= SHORT EXERCISE =
Tally the lines below that contain "pótvizsga". The number is the whole answer.
++++++++++++++++++++
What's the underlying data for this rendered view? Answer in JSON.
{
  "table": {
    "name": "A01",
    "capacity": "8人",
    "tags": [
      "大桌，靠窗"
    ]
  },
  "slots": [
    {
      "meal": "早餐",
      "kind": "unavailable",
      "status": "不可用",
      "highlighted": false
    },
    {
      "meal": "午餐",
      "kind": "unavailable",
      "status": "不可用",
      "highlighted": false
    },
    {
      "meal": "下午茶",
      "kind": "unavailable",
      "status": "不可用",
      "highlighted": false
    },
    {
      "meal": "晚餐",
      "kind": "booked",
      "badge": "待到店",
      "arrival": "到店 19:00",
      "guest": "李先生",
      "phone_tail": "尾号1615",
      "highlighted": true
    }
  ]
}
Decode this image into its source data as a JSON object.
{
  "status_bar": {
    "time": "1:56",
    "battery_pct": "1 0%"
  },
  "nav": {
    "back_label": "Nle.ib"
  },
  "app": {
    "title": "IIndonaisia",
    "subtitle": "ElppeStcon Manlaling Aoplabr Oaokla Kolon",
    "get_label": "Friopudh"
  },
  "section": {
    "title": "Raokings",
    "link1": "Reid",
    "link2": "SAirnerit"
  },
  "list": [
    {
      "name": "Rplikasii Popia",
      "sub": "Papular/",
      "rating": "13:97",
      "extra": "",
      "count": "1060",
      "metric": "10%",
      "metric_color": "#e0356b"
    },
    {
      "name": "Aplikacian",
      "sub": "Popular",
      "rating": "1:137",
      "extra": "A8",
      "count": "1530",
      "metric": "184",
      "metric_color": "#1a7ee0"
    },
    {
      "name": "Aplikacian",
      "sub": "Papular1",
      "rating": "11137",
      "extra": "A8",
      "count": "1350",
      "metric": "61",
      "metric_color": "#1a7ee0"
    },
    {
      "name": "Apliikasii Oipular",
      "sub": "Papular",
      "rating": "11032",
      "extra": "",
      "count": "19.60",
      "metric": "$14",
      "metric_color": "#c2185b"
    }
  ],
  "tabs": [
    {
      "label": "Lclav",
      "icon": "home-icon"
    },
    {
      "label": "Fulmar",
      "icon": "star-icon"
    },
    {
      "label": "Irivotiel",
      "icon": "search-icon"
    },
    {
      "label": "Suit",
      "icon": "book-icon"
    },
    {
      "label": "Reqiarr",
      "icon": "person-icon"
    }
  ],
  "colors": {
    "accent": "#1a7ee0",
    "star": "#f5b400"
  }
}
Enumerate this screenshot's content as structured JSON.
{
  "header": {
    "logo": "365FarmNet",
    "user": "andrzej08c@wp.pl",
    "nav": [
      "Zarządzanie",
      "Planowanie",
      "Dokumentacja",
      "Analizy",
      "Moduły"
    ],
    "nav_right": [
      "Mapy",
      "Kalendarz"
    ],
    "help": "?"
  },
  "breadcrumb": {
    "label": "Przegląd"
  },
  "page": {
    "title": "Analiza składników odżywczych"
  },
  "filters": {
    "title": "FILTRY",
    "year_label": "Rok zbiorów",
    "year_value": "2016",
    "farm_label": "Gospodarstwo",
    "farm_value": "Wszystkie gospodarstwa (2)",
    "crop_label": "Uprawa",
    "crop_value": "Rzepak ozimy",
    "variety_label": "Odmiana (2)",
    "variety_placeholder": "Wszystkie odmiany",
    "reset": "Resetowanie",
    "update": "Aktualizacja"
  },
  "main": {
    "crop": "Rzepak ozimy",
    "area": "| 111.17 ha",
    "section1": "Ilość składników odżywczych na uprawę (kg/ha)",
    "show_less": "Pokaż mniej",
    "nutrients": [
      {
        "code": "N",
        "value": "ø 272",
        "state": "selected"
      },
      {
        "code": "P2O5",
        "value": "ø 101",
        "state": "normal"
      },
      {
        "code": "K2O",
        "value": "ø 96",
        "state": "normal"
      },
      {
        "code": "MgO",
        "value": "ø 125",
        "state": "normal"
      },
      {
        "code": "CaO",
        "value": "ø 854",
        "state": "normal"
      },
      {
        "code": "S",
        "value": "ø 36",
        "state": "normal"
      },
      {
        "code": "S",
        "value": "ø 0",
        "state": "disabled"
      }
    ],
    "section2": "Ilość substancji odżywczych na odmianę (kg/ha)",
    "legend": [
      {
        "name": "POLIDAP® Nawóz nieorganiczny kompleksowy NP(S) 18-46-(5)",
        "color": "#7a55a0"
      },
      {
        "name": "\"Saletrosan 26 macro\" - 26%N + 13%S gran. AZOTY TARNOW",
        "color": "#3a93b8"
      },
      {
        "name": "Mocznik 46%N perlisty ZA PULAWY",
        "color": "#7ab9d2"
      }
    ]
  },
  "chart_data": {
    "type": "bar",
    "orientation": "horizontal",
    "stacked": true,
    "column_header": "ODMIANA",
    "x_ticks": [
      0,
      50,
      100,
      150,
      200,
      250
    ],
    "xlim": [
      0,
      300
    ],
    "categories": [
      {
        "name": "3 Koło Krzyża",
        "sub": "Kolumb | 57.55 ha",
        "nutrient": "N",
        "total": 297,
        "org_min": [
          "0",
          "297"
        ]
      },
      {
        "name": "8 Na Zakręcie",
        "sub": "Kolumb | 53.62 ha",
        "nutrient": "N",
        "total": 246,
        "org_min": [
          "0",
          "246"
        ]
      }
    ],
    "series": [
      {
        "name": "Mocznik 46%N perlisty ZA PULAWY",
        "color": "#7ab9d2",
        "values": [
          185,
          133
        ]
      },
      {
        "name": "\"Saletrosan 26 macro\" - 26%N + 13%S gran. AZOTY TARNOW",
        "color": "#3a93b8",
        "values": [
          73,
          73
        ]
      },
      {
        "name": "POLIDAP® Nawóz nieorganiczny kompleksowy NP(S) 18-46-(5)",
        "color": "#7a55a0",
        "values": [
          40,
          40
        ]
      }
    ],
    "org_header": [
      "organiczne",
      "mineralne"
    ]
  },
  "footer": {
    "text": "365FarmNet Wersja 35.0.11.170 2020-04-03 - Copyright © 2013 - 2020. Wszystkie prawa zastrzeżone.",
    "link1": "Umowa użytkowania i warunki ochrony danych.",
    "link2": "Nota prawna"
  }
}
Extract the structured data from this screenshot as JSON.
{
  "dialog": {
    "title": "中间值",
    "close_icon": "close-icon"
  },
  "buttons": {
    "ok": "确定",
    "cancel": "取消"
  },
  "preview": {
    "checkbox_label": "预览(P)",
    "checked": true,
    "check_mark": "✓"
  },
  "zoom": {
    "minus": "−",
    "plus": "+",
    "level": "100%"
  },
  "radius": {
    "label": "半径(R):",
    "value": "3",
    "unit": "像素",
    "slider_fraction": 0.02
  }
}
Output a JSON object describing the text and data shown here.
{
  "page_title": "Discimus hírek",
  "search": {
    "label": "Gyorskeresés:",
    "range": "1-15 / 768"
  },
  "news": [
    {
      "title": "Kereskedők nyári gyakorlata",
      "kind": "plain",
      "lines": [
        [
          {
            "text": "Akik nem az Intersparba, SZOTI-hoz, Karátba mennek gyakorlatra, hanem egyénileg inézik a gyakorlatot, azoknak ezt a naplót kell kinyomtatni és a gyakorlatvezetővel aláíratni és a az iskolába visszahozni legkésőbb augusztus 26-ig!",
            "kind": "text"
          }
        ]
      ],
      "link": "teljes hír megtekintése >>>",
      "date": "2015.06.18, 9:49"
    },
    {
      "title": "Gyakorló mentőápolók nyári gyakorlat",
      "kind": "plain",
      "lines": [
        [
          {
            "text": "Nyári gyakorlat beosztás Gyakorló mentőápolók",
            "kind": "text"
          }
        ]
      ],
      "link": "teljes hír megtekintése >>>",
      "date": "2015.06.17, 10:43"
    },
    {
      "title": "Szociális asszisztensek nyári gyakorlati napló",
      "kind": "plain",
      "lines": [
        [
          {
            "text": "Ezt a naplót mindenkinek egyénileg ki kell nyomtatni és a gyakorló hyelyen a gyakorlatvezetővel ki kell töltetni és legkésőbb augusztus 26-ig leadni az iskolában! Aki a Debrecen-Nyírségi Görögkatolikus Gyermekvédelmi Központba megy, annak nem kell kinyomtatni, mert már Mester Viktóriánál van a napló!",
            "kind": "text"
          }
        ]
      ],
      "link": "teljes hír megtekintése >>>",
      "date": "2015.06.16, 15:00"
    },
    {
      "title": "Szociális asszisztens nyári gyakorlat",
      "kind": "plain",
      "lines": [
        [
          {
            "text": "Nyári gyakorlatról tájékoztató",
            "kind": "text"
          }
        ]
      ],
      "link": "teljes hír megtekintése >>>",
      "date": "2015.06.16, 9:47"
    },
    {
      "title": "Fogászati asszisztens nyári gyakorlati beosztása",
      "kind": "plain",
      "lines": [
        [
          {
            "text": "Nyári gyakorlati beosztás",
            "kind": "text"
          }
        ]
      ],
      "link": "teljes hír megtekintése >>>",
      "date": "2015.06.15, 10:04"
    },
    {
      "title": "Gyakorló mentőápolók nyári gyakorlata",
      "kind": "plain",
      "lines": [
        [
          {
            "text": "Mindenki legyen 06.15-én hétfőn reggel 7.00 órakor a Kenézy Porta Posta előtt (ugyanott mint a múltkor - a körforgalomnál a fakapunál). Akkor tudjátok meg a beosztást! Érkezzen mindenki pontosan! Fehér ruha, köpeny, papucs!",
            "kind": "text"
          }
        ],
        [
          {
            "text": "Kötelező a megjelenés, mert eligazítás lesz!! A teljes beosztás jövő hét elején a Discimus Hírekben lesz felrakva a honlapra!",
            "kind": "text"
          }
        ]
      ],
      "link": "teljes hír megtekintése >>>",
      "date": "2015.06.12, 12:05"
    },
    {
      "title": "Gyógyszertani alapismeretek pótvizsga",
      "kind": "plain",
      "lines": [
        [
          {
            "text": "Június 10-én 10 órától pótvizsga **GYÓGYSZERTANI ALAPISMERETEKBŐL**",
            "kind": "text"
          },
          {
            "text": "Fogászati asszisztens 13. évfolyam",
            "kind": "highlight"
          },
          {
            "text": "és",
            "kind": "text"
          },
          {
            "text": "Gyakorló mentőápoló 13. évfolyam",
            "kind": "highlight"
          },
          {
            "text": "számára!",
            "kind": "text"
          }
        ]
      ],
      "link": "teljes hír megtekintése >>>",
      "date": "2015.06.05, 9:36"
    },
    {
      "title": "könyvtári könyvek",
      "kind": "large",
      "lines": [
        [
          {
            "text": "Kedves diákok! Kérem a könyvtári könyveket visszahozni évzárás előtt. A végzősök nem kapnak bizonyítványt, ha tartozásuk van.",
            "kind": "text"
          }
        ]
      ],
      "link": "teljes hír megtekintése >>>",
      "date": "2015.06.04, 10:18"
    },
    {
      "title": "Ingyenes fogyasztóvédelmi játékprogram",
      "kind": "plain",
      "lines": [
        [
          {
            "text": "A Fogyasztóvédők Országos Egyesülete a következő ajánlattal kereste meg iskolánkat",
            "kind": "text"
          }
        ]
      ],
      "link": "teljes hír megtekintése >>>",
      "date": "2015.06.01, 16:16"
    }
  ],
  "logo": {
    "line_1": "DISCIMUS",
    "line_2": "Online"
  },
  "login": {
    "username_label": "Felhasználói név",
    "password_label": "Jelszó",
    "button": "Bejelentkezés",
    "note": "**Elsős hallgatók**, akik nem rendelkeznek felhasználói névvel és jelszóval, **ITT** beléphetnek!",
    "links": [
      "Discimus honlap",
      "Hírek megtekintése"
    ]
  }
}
++++++++++++++++++++
= SOLUTION =
2